═══ MATERIAL FOR THIS TASK

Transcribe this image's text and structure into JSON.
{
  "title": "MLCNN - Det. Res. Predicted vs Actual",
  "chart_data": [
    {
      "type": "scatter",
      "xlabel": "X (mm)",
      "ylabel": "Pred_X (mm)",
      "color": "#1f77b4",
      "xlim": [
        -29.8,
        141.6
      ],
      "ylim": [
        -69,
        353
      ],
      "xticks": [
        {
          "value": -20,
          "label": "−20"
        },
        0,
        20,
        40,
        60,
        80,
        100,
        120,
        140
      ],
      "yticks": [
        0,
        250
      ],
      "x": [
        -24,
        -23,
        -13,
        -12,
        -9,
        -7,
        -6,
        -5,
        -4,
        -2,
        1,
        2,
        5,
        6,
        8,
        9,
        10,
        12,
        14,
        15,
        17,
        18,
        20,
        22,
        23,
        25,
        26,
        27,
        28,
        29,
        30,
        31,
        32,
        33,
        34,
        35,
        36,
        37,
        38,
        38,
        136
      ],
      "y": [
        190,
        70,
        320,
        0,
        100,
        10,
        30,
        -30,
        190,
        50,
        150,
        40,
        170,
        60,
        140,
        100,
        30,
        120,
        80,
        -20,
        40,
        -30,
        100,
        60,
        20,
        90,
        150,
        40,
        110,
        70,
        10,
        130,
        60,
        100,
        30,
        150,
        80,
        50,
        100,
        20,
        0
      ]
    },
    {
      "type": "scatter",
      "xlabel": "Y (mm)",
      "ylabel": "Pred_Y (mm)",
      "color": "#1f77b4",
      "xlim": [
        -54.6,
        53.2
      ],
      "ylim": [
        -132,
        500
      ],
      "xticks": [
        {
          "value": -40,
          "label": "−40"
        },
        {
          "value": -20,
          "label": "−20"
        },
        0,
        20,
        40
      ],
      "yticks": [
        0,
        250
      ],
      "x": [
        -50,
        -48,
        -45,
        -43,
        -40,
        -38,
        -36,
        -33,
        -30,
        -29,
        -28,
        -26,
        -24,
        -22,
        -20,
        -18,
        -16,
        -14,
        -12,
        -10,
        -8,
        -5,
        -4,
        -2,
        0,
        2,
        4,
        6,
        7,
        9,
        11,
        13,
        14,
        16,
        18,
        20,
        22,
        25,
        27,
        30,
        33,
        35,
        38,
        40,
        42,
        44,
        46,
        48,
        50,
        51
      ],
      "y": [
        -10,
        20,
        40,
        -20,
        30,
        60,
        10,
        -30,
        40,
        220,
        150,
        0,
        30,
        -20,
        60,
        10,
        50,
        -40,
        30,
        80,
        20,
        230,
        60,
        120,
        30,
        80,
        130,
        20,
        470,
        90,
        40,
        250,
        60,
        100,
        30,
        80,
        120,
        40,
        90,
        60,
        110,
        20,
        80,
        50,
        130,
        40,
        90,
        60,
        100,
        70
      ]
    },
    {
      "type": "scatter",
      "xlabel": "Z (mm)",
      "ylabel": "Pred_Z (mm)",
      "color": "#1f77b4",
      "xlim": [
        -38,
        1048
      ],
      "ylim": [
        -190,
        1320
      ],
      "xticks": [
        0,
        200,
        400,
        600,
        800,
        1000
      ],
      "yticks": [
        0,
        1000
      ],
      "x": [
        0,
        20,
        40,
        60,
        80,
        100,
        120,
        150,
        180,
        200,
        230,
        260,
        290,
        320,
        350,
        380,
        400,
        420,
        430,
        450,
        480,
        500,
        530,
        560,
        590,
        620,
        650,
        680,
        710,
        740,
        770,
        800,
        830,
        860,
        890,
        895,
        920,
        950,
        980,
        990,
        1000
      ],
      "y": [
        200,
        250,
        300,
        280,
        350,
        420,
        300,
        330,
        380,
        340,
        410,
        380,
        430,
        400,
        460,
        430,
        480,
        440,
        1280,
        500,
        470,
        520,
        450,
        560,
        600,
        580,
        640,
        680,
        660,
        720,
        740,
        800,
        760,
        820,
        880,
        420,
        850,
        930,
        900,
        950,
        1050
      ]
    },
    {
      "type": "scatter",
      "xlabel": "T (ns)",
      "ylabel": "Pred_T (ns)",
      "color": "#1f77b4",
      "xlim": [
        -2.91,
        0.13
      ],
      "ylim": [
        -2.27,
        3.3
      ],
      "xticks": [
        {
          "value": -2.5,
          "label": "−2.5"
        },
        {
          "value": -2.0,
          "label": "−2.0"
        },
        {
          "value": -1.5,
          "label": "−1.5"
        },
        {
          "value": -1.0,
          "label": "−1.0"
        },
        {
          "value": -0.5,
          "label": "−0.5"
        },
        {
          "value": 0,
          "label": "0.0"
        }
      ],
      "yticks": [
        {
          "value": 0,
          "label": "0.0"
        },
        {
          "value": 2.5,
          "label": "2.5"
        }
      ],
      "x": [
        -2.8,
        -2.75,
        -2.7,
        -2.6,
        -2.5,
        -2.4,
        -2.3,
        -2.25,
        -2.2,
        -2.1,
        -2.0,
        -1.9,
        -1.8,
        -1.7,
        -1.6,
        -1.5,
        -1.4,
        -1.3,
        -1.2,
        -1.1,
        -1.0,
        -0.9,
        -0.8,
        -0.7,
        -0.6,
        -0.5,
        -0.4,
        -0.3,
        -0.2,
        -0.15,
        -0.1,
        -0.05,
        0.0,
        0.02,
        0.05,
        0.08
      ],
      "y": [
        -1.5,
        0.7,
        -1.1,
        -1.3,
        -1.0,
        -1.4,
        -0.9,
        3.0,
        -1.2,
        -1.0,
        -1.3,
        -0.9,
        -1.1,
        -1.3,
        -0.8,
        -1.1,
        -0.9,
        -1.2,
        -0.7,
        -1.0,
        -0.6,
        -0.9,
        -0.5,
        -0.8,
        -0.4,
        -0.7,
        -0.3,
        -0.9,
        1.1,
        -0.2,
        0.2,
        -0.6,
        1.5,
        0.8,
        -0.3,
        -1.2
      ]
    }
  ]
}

══════

• [WHAT YOU NEED TO DO] Among the entries, how many lines include the word "ylabel"? Answer with a single number and nothing further.

• [FULL RESPONSE] 4